**STATED EXERCISE**:
Copy each entry as it stands, leaving nothing out.

=== RECORDS FOR THIS TASK ===

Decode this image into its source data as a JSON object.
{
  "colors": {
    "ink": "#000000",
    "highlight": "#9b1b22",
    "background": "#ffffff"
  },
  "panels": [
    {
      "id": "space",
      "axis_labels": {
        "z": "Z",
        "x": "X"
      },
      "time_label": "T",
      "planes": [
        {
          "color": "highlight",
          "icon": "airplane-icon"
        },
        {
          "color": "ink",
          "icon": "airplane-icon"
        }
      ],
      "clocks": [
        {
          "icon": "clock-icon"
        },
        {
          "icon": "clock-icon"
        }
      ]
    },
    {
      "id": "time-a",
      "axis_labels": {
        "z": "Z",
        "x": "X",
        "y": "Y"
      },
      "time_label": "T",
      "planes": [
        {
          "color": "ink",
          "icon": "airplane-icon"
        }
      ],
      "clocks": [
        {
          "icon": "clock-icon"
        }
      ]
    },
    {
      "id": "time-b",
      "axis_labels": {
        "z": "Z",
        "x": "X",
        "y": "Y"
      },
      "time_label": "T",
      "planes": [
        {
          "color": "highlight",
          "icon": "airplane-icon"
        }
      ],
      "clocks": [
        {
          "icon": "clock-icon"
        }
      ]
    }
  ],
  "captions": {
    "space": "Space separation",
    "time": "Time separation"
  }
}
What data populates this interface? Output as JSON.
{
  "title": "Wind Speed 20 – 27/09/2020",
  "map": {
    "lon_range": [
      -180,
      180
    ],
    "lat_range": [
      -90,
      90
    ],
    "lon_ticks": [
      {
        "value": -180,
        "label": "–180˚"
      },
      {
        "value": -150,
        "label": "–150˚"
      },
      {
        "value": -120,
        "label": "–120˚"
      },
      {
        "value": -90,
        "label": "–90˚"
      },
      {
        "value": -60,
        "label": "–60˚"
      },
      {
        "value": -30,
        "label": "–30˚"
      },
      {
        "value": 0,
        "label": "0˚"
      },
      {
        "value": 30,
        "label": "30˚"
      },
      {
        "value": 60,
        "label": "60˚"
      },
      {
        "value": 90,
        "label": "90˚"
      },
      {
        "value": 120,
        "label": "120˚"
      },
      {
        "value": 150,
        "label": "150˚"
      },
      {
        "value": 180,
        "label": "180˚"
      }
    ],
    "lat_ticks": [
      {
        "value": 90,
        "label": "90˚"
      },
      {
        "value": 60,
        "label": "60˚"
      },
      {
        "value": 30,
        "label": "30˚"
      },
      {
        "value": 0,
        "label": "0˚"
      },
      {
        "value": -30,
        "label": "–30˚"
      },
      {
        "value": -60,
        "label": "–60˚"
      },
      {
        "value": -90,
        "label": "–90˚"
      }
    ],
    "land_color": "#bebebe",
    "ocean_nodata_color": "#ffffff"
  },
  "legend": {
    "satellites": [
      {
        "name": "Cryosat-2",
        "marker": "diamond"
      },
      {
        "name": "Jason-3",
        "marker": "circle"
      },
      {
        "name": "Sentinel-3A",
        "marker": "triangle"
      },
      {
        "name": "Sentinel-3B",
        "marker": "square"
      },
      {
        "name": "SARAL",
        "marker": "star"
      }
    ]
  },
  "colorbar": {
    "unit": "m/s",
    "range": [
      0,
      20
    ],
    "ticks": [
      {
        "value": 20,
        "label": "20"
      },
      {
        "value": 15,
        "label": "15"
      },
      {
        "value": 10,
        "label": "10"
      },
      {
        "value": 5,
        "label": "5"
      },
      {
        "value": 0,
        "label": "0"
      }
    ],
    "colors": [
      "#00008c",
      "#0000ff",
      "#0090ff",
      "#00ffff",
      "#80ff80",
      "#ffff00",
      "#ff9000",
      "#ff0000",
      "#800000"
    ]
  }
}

===

**REPLY TO THE EXERCISE**:
Decode this image into its source data as a JSON object.
{
  "colors": {
    "ink": "#000000",
    "highlight": "#9b1b22",
    "background": "#ffffff"
  },
  "panels": [
    {
      "id": "space",
      "axis_labels": {
        "z": "Z",
        "x": "X"
      },
      "time_label": "T",
      "planes": [
        {
          "color": "highlight",
          "icon": "airplane-icon"
        },
        {
          "color": "ink",
          "icon": "airplane-icon"
        }
      ],
      "clocks": [
        {
          "icon": "clock-icon"
        },
        {
          "icon": "clock-icon"
        }
      ]
    },
    {
      "id": "time-a",
      "axis_labels": {
        "z": "Z",
        "x": "X",
        "y": "Y"
      },
      "time_label": "T",
      "planes": [
        {
          "color": "ink",
          "icon": "airplane-icon"
        }
      ],
      "clocks": [
        {
          "icon": "clock-icon"
        }
      ]
    },
    {
      "id": "time-b",
      "axis_labels": {
        "z": "Z",
        "x": "X",
        "y": "Y"
      },
      "time_label": "T",
      "planes": [
        {
          "color": "highlight",
          "icon": "airplane-icon"
        }
      ],
      "clocks": [
        {
          "icon": "clock-icon"
        }
      ]
    }
  ],
  "captions": {
    "space": "Space separation",
    "time": "Time separation"
  }
}
What data populates this interface? Output as JSON.
{
  "title": "Wind Speed 20 – 27/09/2020",
  "map": {
    "lon_range": [
      -180,
      180
    ],
    "lat_range": [
      -90,
      90
    ],
    "lon_ticks": [
      {
        "value": -180,
        "label": "–180˚"
      },
      {
        "value": -150,
        "label": "–150˚"
      },
      {
        "value": -120,
        "label": "–120˚"
      },
      {
        "value": -90,
        "label": "–90˚"
      },
      {
        "value": -60,
        "label": "–60˚"
      },
      {
        "value": -30,
        "label": "–30˚"
      },
      {
        "value": 0,
        "label": "0˚"
      },
      {
        "value": 30,
        "label": "30˚"
      },
      {
        "value": 60,
        "label": "60˚"
      },
      {
        "value": 90,
        "label": "90˚"
      },
      {
        "value": 120,
        "label": "120˚"
      },
      {
        "value": 150,
        "label": "150˚"
      },
      {
        "value": 180,
        "label": "180˚"
      }
    ],
    "lat_ticks": [
      {
        "value": 90,
        "label": "90˚"
      },
      {
        "value": 60,
        "label": "60˚"
      },
      {
        "value": 30,
        "label": "30˚"
      },
      {
        "value": 0,
        "label": "0˚"
      },
      {
        "value": -30,
        "label": "–30˚"
      },
      {
        "value": -60,
        "label": "–60˚"
      },
      {
        "value": -90,
        "label": "–90˚"
      }
    ],
    "land_color": "#bebebe",
    "ocean_nodata_color": "#ffffff"
  },
  "legend": {
    "satellites": [
      {
        "name": "Cryosat-2",
        "marker": "diamond"
      },
      {
        "name": "Jason-3",
        "marker": "circle"
      },
      {
        "name": "Sentinel-3A",
        "marker": "triangle"
      },
      {
        "name": "Sentinel-3B",
        "marker": "square"
      },
      {
        "name": "SARAL",
        "marker": "star"
      }
    ]
  },
  "colorbar": {
    "unit": "m/s",
    "range": [
      0,
      20
    ],
    "ticks": [
      {
        "value": 20,
        "label": "20"
      },
      {
        "value": 15,
        "label": "15"
      },
      {
        "value": 10,
        "label": "10"
      },
      {
        "value": 5,
        "label": "5"
      },
      {
        "value": 0,
        "label": "0"
      }
    ],
    "colors": [
      "#00008c",
      "#0000ff",
      "#0090ff",
      "#00ffff",
      "#80ff80",
      "#ffff00",
      "#ff9000",
      "#ff0000",
      "#800000"
    ]
  }
}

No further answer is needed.